● **Exercise aim**: Return all lines with the word "channel" in them.

● **Supplied data**:

# # # #

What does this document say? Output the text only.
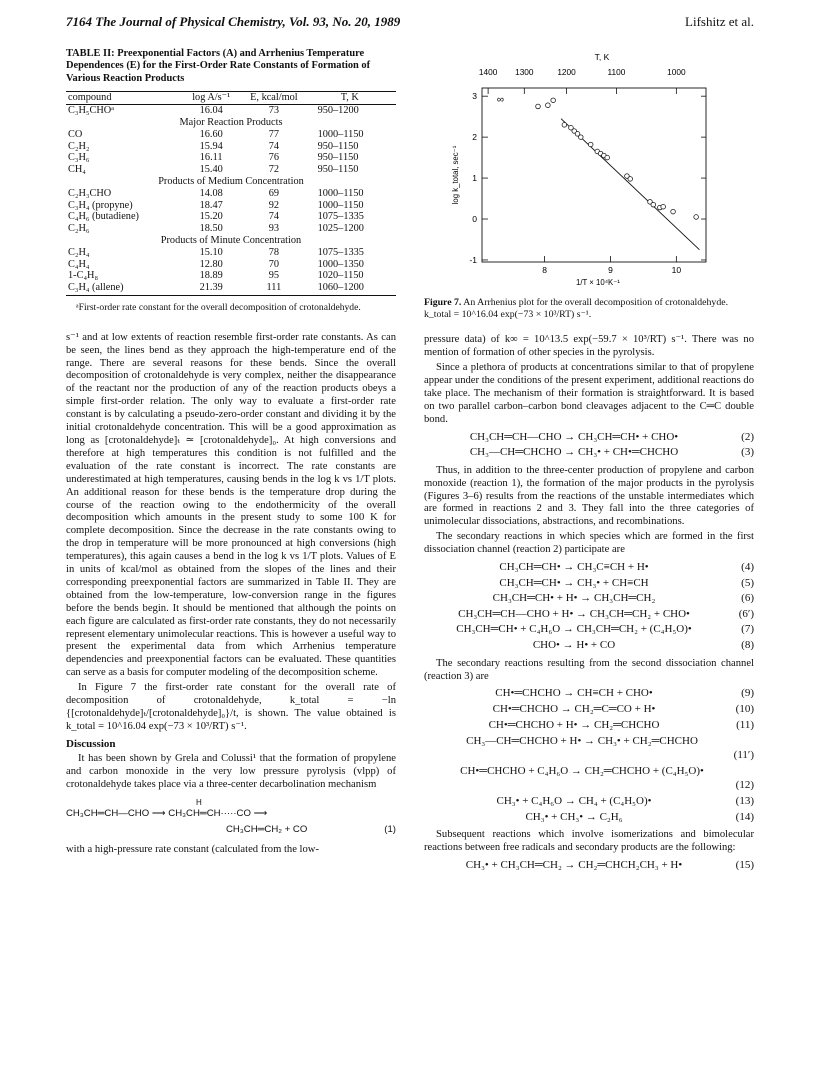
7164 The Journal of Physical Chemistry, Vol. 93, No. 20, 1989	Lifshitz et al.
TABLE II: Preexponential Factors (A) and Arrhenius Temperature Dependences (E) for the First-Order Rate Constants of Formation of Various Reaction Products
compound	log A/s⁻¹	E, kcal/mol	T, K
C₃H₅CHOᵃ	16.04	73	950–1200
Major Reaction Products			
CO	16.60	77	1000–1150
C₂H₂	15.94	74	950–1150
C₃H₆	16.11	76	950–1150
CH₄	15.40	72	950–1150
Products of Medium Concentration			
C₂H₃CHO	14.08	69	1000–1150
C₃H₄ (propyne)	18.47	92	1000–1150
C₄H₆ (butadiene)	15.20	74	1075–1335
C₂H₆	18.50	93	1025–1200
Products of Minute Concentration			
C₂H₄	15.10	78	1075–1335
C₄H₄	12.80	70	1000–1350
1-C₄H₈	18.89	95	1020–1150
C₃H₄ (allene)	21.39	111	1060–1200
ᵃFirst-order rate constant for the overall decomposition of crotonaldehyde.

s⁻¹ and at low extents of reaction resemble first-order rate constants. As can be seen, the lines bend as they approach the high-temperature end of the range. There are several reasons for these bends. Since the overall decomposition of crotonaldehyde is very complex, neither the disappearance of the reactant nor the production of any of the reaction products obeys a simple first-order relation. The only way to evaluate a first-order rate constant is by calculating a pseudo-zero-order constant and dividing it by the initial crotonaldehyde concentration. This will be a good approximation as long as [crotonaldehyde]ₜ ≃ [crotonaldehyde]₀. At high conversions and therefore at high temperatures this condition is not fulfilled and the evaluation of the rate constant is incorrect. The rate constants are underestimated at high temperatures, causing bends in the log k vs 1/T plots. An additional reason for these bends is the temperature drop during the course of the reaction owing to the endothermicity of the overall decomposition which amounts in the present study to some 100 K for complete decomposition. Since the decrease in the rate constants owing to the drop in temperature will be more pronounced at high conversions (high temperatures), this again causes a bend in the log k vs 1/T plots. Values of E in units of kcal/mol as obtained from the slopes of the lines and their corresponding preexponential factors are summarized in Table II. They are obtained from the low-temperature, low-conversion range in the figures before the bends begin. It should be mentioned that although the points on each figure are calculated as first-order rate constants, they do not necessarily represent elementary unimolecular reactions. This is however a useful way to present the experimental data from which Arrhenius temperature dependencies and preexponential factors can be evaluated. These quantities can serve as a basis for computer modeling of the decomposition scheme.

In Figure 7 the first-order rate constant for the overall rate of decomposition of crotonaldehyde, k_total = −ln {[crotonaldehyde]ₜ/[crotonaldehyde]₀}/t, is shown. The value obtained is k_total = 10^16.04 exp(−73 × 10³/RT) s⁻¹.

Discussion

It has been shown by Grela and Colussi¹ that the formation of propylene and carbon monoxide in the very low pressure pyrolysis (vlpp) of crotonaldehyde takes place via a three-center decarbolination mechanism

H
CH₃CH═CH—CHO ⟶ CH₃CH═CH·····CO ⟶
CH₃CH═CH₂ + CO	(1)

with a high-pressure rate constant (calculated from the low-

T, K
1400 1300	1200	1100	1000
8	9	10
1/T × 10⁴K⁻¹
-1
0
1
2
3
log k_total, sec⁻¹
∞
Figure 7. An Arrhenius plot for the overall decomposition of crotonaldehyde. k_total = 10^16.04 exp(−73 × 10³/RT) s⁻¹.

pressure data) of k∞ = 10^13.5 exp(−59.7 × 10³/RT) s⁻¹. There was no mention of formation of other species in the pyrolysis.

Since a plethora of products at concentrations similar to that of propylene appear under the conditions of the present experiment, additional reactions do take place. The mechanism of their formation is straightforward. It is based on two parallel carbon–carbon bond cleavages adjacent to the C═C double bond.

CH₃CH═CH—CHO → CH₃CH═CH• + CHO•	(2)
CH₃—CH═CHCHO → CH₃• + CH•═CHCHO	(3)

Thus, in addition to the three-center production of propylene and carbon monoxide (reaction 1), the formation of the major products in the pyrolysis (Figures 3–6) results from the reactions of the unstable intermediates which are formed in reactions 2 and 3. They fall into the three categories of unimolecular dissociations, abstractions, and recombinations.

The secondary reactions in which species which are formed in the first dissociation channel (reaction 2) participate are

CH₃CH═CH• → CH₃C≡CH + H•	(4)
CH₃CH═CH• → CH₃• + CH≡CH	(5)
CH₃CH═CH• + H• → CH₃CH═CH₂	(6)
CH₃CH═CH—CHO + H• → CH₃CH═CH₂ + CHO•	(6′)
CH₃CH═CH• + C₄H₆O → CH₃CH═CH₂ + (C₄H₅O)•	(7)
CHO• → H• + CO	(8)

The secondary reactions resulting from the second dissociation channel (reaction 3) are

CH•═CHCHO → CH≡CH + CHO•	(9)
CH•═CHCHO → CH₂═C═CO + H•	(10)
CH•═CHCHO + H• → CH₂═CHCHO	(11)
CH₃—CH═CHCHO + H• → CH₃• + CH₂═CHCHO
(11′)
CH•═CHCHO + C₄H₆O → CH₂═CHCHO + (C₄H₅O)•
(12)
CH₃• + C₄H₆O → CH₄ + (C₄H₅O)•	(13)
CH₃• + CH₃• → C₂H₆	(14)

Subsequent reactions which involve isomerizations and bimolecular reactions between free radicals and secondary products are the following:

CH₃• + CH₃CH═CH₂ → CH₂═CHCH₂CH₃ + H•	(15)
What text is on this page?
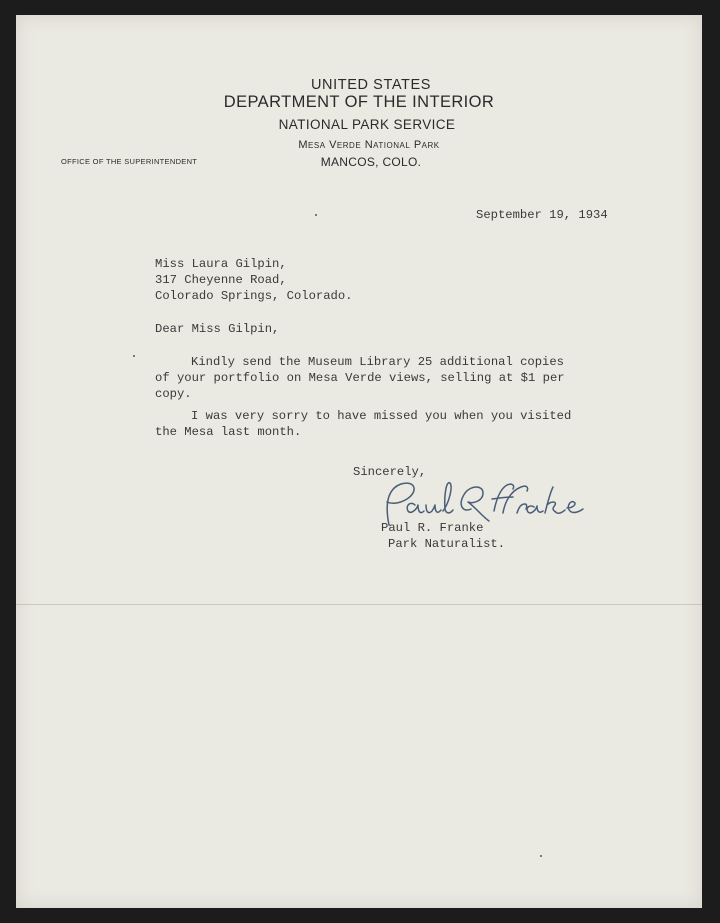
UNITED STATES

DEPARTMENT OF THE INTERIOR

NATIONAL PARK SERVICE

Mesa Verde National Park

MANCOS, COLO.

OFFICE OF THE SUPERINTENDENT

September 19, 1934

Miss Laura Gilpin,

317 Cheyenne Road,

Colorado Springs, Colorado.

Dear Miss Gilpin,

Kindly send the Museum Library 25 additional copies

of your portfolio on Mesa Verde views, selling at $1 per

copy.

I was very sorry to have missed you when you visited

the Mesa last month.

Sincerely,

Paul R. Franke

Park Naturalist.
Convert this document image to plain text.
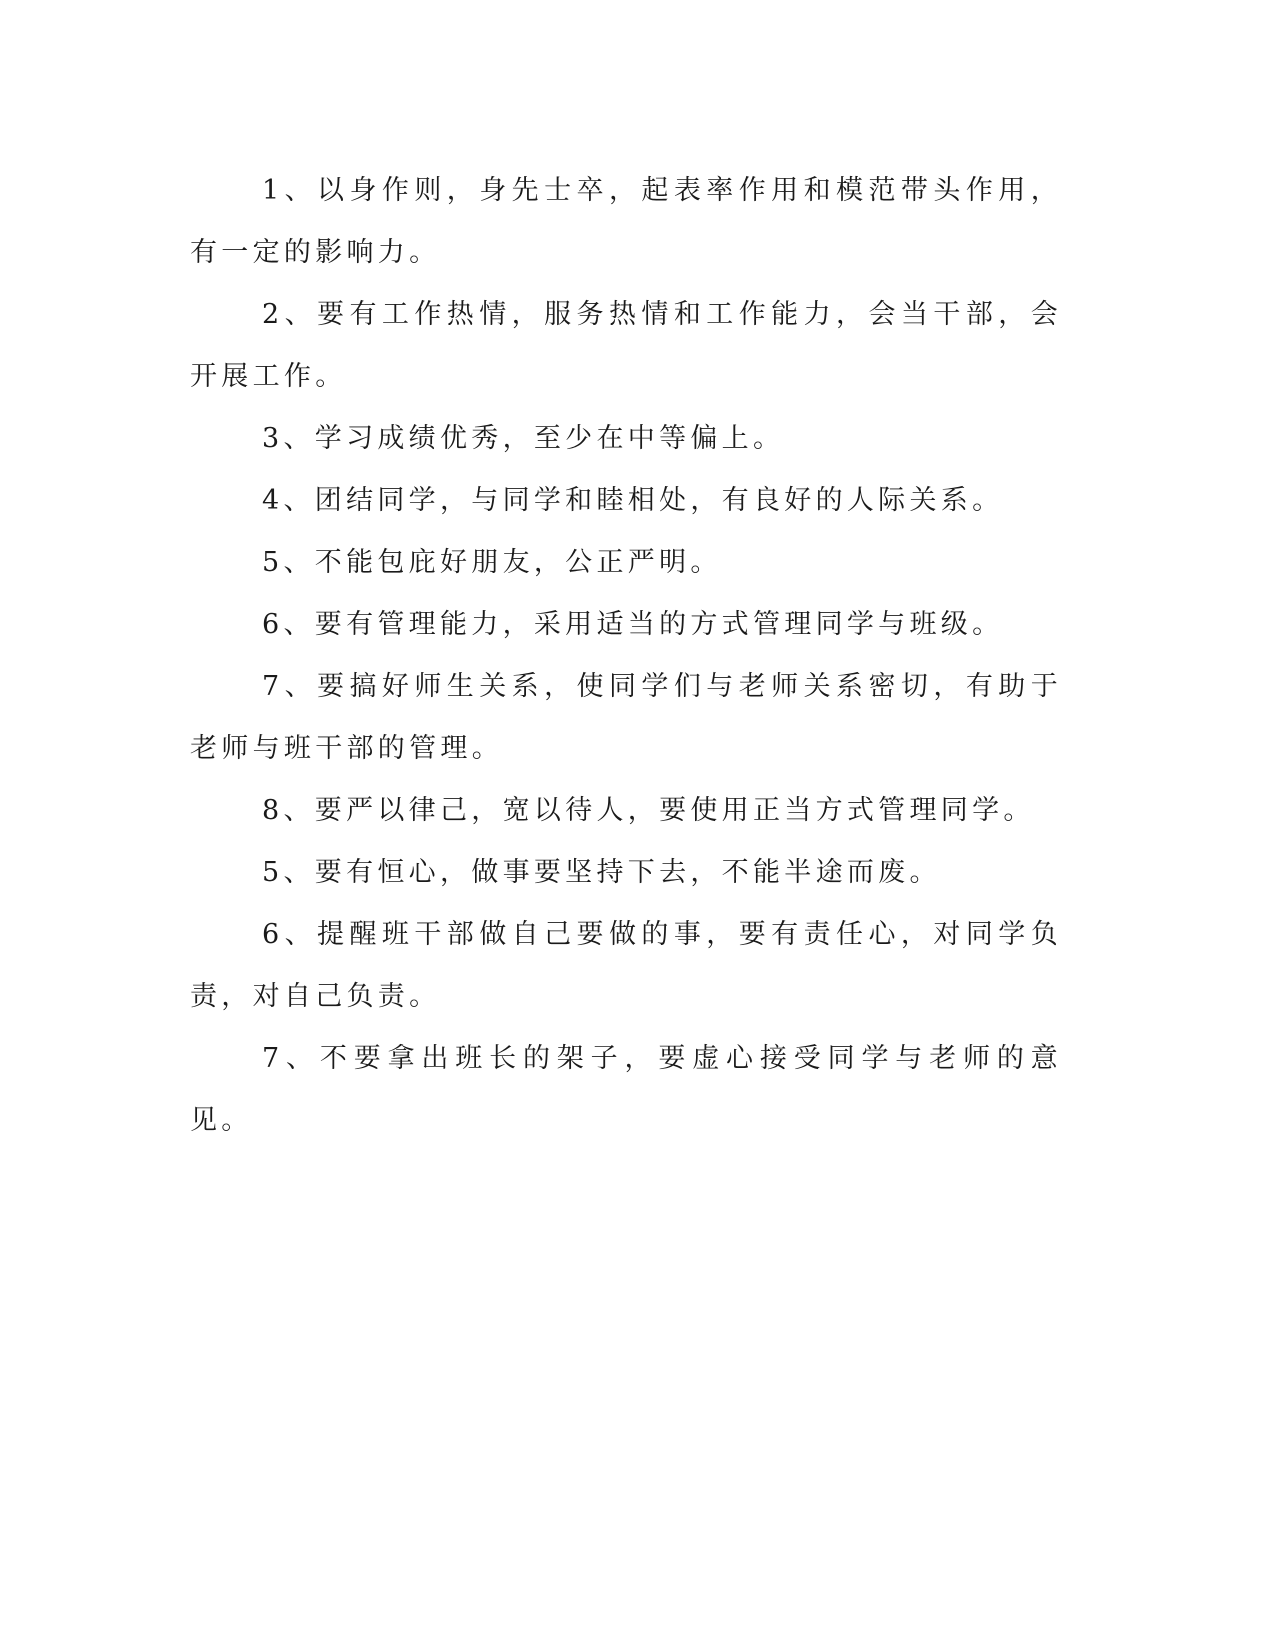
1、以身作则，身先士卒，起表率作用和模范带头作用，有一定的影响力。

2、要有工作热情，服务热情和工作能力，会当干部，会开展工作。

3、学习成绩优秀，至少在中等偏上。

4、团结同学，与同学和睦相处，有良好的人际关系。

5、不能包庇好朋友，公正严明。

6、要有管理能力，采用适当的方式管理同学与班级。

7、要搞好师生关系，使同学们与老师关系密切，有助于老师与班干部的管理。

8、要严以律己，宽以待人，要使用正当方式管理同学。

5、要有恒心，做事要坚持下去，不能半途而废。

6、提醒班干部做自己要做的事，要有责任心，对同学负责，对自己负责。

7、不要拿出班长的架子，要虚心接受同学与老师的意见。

# # # #

● **Written answer**:
The secondary reactions in which species which are formed in the first dissociation channel (reaction 2) participate are
The secondary reactions resulting from the second dissociation channel (reaction 3) are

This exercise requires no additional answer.